:: EXERCISE AIM ::
Quote all entries exactly, leaving pictures aside.

:: LISTED RECORDS ::
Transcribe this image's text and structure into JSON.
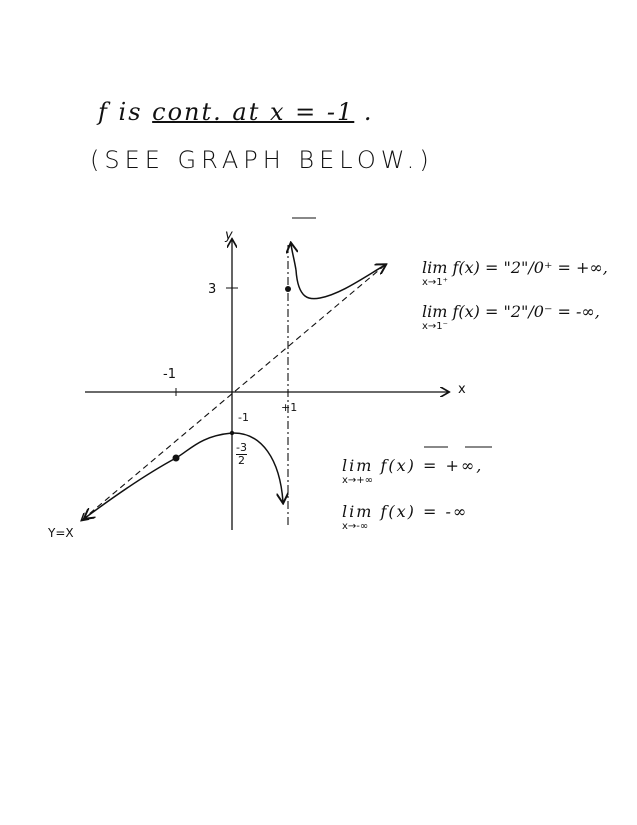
{
  "heading": {
    "prefix": "f is",
    "underlined": "cont. at x = -1",
    "suffix": ".",
    "note": "(SEE GRAPH BELOW.)"
  },
  "graph": {
    "y_axis_label": "y",
    "x_axis_label": "x",
    "tick_y_3": "3",
    "tick_x_neg1": "-1",
    "tick_x_pos1": "+1",
    "tick_y_neg1": "-1",
    "tick_y_neg3_2_num": "-3",
    "tick_y_neg3_2_den": "2",
    "asymptote_label": "Y=X"
  },
  "limits_right": [
    {
      "expr": "lim f(x) = \"2\"/0⁺ = +∞,",
      "sub": "x→1⁺"
    },
    {
      "expr": "lim f(x) = \"2\"/0⁻ = -∞,",
      "sub": "x→1⁻"
    }
  ],
  "limits_bottom": [
    {
      "expr": "lim f(x) = +∞,",
      "sub": "x→+∞"
    },
    {
      "expr": "lim f(x) = -∞",
      "sub": "x→-∞"
    }
  ]
}
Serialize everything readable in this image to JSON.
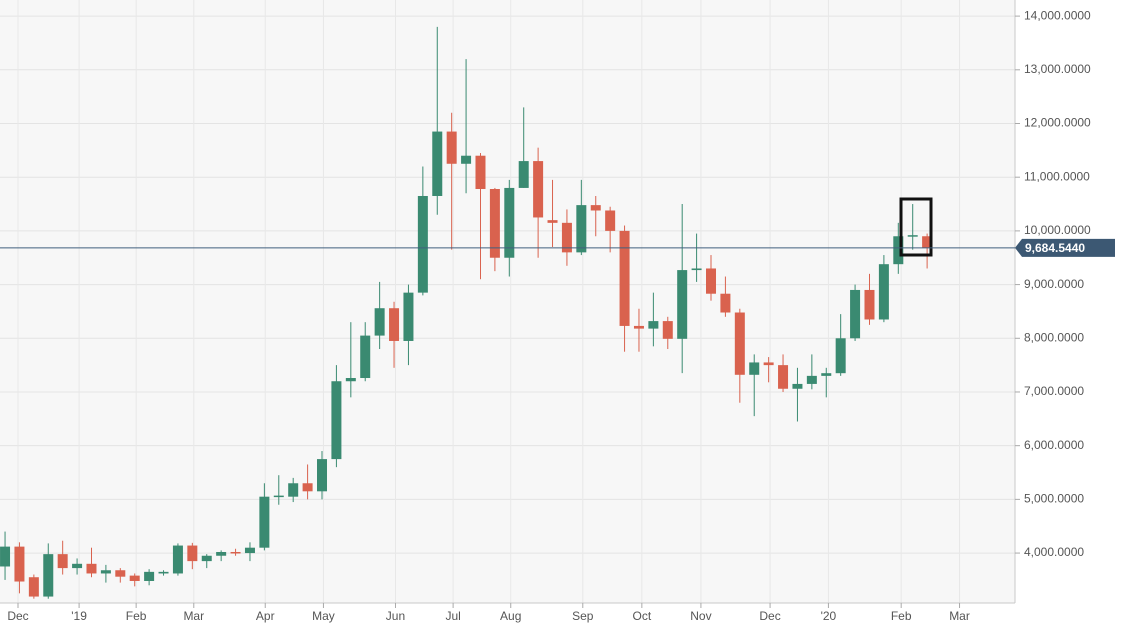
{
  "chart_data": {
    "type": "candlestick",
    "up_color": "#3a8a71",
    "down_color": "#d9624e",
    "open": [
      3750,
      4120,
      3550,
      3190,
      3980,
      3720,
      3800,
      3620,
      3680,
      3580,
      3480,
      3620,
      3620,
      4140,
      3850,
      3950,
      4020,
      4000,
      4100,
      5050,
      5050,
      5300,
      5150,
      5750,
      7200,
      7260,
      8050,
      8560,
      7950,
      8850,
      10650,
      11850,
      11250,
      11400,
      10780,
      9500,
      10800,
      11300,
      10200,
      10150,
      9600,
      10480,
      10380,
      10000,
      8230,
      8180,
      8320,
      7990,
      9270,
      9300,
      8830,
      8480,
      7320,
      7550,
      7500,
      7060,
      7150,
      7300,
      7350,
      8000,
      8900,
      8350,
      9380,
      9900,
      9900
    ],
    "high": [
      4400,
      4200,
      3600,
      4180,
      4230,
      3900,
      4100,
      3780,
      3720,
      3620,
      3700,
      3680,
      4180,
      4190,
      3980,
      4050,
      4080,
      4200,
      5300,
      5450,
      5400,
      5650,
      5900,
      7500,
      8300,
      8300,
      9050,
      8680,
      9000,
      11200,
      13800,
      12200,
      13200,
      11450,
      10800,
      10950,
      12300,
      11550,
      10950,
      10400,
      10950,
      10650,
      10450,
      10100,
      8550,
      8850,
      8400,
      10500,
      9950,
      9550,
      9150,
      8550,
      7700,
      7650,
      7700,
      7450,
      7700,
      7450,
      8450,
      9000,
      9200,
      9550,
      10150,
      10500,
      9950
    ],
    "low": [
      3500,
      3250,
      3150,
      3150,
      3600,
      3600,
      3550,
      3450,
      3450,
      3380,
      3400,
      3580,
      3580,
      3700,
      3720,
      3850,
      3950,
      3850,
      4050,
      4900,
      4950,
      5000,
      5000,
      5600,
      6900,
      7200,
      7800,
      7450,
      7500,
      8800,
      10300,
      9650,
      10700,
      9100,
      9250,
      9150,
      10800,
      9500,
      9700,
      9350,
      9550,
      9900,
      9600,
      7750,
      7750,
      7850,
      7800,
      7350,
      9050,
      8700,
      8400,
      6800,
      6550,
      7180,
      7000,
      6450,
      7050,
      6900,
      7300,
      7950,
      8250,
      8300,
      9200,
      9650,
      9300
    ],
    "close": [
      4120,
      3470,
      3190,
      3980,
      3720,
      3800,
      3620,
      3680,
      3560,
      3480,
      3650,
      3650,
      4140,
      3850,
      3950,
      4020,
      4000,
      4100,
      5050,
      5070,
      5300,
      5150,
      5750,
      7200,
      7260,
      8050,
      8560,
      7950,
      8850,
      10650,
      11850,
      11250,
      11400,
      10780,
      9500,
      10800,
      11300,
      10250,
      10150,
      9600,
      10480,
      10380,
      10000,
      8230,
      8180,
      8320,
      7990,
      9270,
      9300,
      8830,
      8480,
      7320,
      7550,
      7500,
      7060,
      7150,
      7300,
      7350,
      8000,
      8900,
      8350,
      9380,
      9900,
      9920,
      9684.544
    ],
    "last_price": {
      "value": 9684.544,
      "label": "9,684.5440"
    },
    "xlim": [
      -0.35,
      70.1
    ],
    "xticks": [
      {
        "value": 0.9,
        "label": "Dec"
      },
      {
        "value": 5.14,
        "label": "'19"
      },
      {
        "value": 9.1,
        "label": "Feb"
      },
      {
        "value": 13.1,
        "label": "Mar"
      },
      {
        "value": 18.06,
        "label": "Apr"
      },
      {
        "value": 22.1,
        "label": "May"
      },
      {
        "value": 27.1,
        "label": "Jun"
      },
      {
        "value": 31.1,
        "label": "Jul"
      },
      {
        "value": 35.1,
        "label": "Aug"
      },
      {
        "value": 40.1,
        "label": "Sep"
      },
      {
        "value": 44.2,
        "label": "Oct"
      },
      {
        "value": 48.3,
        "label": "Nov"
      },
      {
        "value": 53.1,
        "label": "Dec"
      },
      {
        "value": 57.15,
        "label": "'20"
      },
      {
        "value": 62.2,
        "label": "Feb"
      },
      {
        "value": 66.25,
        "label": "Mar"
      }
    ],
    "ylim": [
      3070,
      14300
    ],
    "yticks": [
      {
        "value": 4000,
        "label": "4,000.0000"
      },
      {
        "value": 5000,
        "label": "5,000.0000"
      },
      {
        "value": 6000,
        "label": "6,000.0000"
      },
      {
        "value": 7000,
        "label": "7,000.0000"
      },
      {
        "value": 8000,
        "label": "8,000.0000"
      },
      {
        "value": 9000,
        "label": "9,000.0000"
      },
      {
        "value": 10000,
        "label": "10,000.0000"
      },
      {
        "value": 11000,
        "label": "11,000.0000"
      },
      {
        "value": 12000,
        "label": "12,000.0000"
      },
      {
        "value": 13000,
        "label": "13,000.0000"
      },
      {
        "value": 14000,
        "label": "14,000.0000"
      }
    ],
    "grid": true
  }
}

:: RESULT BELOW ::
Transcribe this image's text and structure into JSON.
{
  "heading": {
    "prefix": "f is",
    "underlined": "cont. at x = -1",
    "suffix": ".",
    "note": "(SEE GRAPH BELOW.)"
  },
  "graph": {
    "y_axis_label": "y",
    "x_axis_label": "x",
    "tick_y_3": "3",
    "tick_x_neg1": "-1",
    "tick_x_pos1": "+1",
    "tick_y_neg1": "-1",
    "tick_y_neg3_2_num": "-3",
    "tick_y_neg3_2_den": "2",
    "asymptote_label": "Y=X"
  },
  "limits_right": [
    {
      "expr": "lim f(x) = \"2\"/0⁺ = +∞,",
      "sub": "x→1⁺"
    },
    {
      "expr": "lim f(x) = \"2\"/0⁻ = -∞,",
      "sub": "x→1⁻"
    }
  ],
  "limits_bottom": [
    {
      "expr": "lim f(x) = +∞,",
      "sub": "x→+∞"
    },
    {
      "expr": "lim f(x) = -∞",
      "sub": "x→-∞"
    }
  ]
}
Serialize everything readable in this image to JSON.
{
  "chart_data": {
    "type": "candlestick",
    "up_color": "#3a8a71",
    "down_color": "#d9624e",
    "open": [
      3750,
      4120,
      3550,
      3190,
      3980,
      3720,
      3800,
      3620,
      3680,
      3580,
      3480,
      3620,
      3620,
      4140,
      3850,
      3950,
      4020,
      4000,
      4100,
      5050,
      5050,
      5300,
      5150,
      5750,
      7200,
      7260,
      8050,
      8560,
      7950,
      8850,
      10650,
      11850,
      11250,
      11400,
      10780,
      9500,
      10800,
      11300,
      10200,
      10150,
      9600,
      10480,
      10380,
      10000,
      8230,
      8180,
      8320,
      7990,
      9270,
      9300,
      8830,
      8480,
      7320,
      7550,
      7500,
      7060,
      7150,
      7300,
      7350,
      8000,
      8900,
      8350,
      9380,
      9900,
      9900
    ],
    "high": [
      4400,
      4200,
      3600,
      4180,
      4230,
      3900,
      4100,
      3780,
      3720,
      3620,
      3700,
      3680,
      4180,
      4190,
      3980,
      4050,
      4080,
      4200,
      5300,
      5450,
      5400,
      5650,
      5900,
      7500,
      8300,
      8300,
      9050,
      8680,
      9000,
      11200,
      13800,
      12200,
      13200,
      11450,
      10800,
      10950,
      12300,
      11550,
      10950,
      10400,
      10950,
      10650,
      10450,
      10100,
      8550,
      8850,
      8400,
      10500,
      9950,
      9550,
      9150,
      8550,
      7700,
      7650,
      7700,
      7450,
      7700,
      7450,
      8450,
      9000,
      9200,
      9550,
      10150,
      10500,
      9950
    ],
    "low": [
      3500,
      3250,
      3150,
      3150,
      3600,
      3600,
      3550,
      3450,
      3450,
      3380,
      3400,
      3580,
      3580,
      3700,
      3720,
      3850,
      3950,
      3850,
      4050,
      4900,
      4950,
      5000,
      5000,
      5600,
      6900,
      7200,
      7800,
      7450,
      7500,
      8800,
      10300,
      9650,
      10700,
      9100,
      9250,
      9150,
      10800,
      9500,
      9700,
      9350,
      9550,
      9900,
      9600,
      7750,
      7750,
      7850,
      7800,
      7350,
      9050,
      8700,
      8400,
      6800,
      6550,
      7180,
      7000,
      6450,
      7050,
      6900,
      7300,
      7950,
      8250,
      8300,
      9200,
      9650,
      9300
    ],
    "close": [
      4120,
      3470,
      3190,
      3980,
      3720,
      3800,
      3620,
      3680,
      3560,
      3480,
      3650,
      3650,
      4140,
      3850,
      3950,
      4020,
      4000,
      4100,
      5050,
      5070,
      5300,
      5150,
      5750,
      7200,
      7260,
      8050,
      8560,
      7950,
      8850,
      10650,
      11850,
      11250,
      11400,
      10780,
      9500,
      10800,
      11300,
      10250,
      10150,
      9600,
      10480,
      10380,
      10000,
      8230,
      8180,
      8320,
      7990,
      9270,
      9300,
      8830,
      8480,
      7320,
      7550,
      7500,
      7060,
      7150,
      7300,
      7350,
      8000,
      8900,
      8350,
      9380,
      9900,
      9920,
      9684.544
    ],
    "last_price": {
      "value": 9684.544,
      "label": "9,684.5440"
    },
    "xlim": [
      -0.35,
      70.1
    ],
    "xticks": [
      {
        "value": 0.9,
        "label": "Dec"
      },
      {
        "value": 5.14,
        "label": "'19"
      },
      {
        "value": 9.1,
        "label": "Feb"
      },
      {
        "value": 13.1,
        "label": "Mar"
      },
      {
        "value": 18.06,
        "label": "Apr"
      },
      {
        "value": 22.1,
        "label": "May"
      },
      {
        "value": 27.1,
        "label": "Jun"
      },
      {
        "value": 31.1,
        "label": "Jul"
      },
      {
        "value": 35.1,
        "label": "Aug"
      },
      {
        "value": 40.1,
        "label": "Sep"
      },
      {
        "value": 44.2,
        "label": "Oct"
      },
      {
        "value": 48.3,
        "label": "Nov"
      },
      {
        "value": 53.1,
        "label": "Dec"
      },
      {
        "value": 57.15,
        "label": "'20"
      },
      {
        "value": 62.2,
        "label": "Feb"
      },
      {
        "value": 66.25,
        "label": "Mar"
      }
    ],
    "ylim": [
      3070,
      14300
    ],
    "yticks": [
      {
        "value": 4000,
        "label": "4,000.0000"
      },
      {
        "value": 5000,
        "label": "5,000.0000"
      },
      {
        "value": 6000,
        "label": "6,000.0000"
      },
      {
        "value": 7000,
        "label": "7,000.0000"
      },
      {
        "value": 8000,
        "label": "8,000.0000"
      },
      {
        "value": 9000,
        "label": "9,000.0000"
      },
      {
        "value": 10000,
        "label": "10,000.0000"
      },
      {
        "value": 11000,
        "label": "11,000.0000"
      },
      {
        "value": 12000,
        "label": "12,000.0000"
      },
      {
        "value": 13000,
        "label": "13,000.0000"
      },
      {
        "value": 14000,
        "label": "14,000.0000"
      }
    ],
    "grid": true
  }
}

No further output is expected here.